→ **RECORDS PROVIDED**

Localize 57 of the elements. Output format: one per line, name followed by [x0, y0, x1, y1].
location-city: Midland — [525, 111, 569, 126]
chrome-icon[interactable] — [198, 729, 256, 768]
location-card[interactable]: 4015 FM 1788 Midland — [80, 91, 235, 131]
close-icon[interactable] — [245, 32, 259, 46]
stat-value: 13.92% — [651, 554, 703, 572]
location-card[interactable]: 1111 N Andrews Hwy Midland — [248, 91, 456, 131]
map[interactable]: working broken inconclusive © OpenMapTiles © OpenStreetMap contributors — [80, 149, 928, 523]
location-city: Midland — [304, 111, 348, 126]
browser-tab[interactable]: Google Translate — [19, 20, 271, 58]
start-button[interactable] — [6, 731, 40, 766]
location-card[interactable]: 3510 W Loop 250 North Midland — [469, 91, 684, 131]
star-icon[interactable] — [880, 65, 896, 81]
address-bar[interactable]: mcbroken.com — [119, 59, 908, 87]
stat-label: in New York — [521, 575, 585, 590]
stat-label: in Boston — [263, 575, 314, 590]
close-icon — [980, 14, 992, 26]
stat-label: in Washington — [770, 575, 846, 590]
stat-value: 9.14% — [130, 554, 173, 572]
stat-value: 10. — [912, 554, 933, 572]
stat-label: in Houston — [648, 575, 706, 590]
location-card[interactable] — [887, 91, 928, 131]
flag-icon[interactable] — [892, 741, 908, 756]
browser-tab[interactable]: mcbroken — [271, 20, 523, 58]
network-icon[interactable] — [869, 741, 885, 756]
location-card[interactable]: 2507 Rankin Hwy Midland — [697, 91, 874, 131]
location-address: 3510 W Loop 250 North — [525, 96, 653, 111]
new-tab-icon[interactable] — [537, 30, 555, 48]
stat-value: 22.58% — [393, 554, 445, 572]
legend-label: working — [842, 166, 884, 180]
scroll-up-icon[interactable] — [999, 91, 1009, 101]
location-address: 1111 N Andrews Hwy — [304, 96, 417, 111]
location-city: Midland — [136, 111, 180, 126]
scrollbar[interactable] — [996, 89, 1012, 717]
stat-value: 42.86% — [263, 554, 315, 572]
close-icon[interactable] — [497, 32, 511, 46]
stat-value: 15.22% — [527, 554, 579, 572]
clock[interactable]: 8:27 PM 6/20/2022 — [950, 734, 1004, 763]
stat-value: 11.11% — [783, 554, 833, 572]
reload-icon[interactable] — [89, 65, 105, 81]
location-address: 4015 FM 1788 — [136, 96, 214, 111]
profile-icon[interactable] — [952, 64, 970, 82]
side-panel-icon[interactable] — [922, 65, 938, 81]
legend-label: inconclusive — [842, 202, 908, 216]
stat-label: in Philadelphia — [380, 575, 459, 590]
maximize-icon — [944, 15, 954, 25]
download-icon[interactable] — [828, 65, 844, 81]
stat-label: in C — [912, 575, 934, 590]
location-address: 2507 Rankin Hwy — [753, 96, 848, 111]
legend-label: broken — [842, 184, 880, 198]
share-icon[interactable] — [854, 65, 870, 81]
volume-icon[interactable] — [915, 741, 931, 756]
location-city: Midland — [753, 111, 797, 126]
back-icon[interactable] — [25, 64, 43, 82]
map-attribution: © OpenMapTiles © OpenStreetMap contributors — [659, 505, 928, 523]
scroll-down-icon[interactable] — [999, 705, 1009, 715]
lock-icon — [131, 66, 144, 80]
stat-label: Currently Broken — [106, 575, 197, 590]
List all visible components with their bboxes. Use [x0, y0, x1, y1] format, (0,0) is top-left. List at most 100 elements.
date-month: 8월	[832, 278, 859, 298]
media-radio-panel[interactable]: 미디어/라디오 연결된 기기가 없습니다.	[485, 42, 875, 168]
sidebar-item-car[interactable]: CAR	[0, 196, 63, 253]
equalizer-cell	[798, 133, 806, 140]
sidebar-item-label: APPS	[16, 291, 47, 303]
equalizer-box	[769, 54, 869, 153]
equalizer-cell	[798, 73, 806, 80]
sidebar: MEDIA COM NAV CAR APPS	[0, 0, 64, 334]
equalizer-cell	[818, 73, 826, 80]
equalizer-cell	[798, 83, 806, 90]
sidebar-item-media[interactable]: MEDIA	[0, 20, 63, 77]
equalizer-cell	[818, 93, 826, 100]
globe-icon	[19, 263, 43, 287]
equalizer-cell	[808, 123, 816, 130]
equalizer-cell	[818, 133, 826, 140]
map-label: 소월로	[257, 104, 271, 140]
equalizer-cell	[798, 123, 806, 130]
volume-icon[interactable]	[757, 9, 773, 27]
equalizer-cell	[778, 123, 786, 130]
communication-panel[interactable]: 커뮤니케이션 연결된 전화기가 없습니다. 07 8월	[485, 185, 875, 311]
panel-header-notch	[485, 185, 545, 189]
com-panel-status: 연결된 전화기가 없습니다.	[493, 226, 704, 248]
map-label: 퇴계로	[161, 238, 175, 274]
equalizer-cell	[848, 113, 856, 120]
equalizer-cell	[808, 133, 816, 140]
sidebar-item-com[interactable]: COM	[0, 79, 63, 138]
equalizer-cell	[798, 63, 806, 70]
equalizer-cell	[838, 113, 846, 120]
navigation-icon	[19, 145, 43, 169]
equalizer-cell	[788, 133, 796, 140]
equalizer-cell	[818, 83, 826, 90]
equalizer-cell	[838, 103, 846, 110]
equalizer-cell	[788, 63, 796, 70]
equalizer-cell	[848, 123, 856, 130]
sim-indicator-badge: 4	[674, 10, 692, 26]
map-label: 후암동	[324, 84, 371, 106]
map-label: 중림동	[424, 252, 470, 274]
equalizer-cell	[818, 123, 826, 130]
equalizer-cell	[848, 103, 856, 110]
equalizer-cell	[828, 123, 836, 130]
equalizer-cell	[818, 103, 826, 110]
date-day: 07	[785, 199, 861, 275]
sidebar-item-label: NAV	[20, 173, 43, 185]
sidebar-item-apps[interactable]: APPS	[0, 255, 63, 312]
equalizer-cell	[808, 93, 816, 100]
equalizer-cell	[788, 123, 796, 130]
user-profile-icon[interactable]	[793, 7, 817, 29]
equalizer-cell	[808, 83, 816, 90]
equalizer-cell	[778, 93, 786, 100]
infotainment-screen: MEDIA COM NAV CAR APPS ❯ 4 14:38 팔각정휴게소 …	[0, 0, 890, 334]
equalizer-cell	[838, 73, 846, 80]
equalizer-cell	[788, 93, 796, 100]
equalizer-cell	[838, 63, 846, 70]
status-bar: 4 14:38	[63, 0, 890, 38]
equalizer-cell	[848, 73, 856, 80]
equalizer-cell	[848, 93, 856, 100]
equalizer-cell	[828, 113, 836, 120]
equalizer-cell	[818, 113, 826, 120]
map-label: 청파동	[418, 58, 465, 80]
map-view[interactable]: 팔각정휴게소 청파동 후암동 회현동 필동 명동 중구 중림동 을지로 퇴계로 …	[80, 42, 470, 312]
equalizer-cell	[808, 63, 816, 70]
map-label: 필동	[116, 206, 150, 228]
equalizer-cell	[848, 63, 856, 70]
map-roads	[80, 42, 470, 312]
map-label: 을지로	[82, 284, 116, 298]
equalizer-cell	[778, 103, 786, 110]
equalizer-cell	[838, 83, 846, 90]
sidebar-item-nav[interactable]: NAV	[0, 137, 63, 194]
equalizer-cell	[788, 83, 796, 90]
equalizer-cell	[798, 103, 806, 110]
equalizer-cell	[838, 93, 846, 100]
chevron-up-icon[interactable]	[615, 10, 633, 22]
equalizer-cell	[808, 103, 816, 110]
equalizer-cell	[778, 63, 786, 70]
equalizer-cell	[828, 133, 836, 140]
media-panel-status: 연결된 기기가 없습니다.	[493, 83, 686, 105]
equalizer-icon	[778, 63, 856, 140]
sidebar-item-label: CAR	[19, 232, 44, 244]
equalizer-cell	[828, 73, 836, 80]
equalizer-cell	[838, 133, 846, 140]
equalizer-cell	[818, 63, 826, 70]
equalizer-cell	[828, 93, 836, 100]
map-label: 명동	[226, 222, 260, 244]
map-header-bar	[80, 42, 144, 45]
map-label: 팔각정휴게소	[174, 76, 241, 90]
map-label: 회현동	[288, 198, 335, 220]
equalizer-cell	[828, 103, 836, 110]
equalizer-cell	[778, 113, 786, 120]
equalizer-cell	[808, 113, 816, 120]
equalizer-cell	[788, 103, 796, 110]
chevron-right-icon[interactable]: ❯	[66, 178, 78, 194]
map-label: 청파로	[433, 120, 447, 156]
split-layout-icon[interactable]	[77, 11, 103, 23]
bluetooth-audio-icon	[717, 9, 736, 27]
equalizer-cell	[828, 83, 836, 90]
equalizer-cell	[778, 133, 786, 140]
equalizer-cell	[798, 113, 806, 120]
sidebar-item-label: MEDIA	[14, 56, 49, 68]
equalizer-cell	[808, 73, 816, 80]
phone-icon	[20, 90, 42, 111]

→ **DO THIS**
Convert the data, starting at its first line and ending at the line containing "location-city: Midland — [304, 111, 348, 126]", into a JSON list of strings with one string per line and no blank lines.

→ **ANSWER FOR THE TASK**
[
  "Localize 57 of the elements. Output format: one per line, name followed by [x0, y0, x1, y1].",
  "location-city: Midland — [525, 111, 569, 126]",
  "chrome-icon[interactable] — [198, 729, 256, 768]",
  "location-card[interactable]: 4015 FM 1788 Midland — [80, 91, 235, 131]",
  "close-icon[interactable] — [245, 32, 259, 46]",
  "stat-value: 13.92% — [651, 554, 703, 572]",
  "location-card[interactable]: 1111 N Andrews Hwy Midland — [248, 91, 456, 131]",
  "map[interactable]: working broken inconclusive © OpenMapTiles © OpenStreetMap contributors — [80, 149, 928, 523]",
  "location-city: Midland — [304, 111, 348, 126]"
]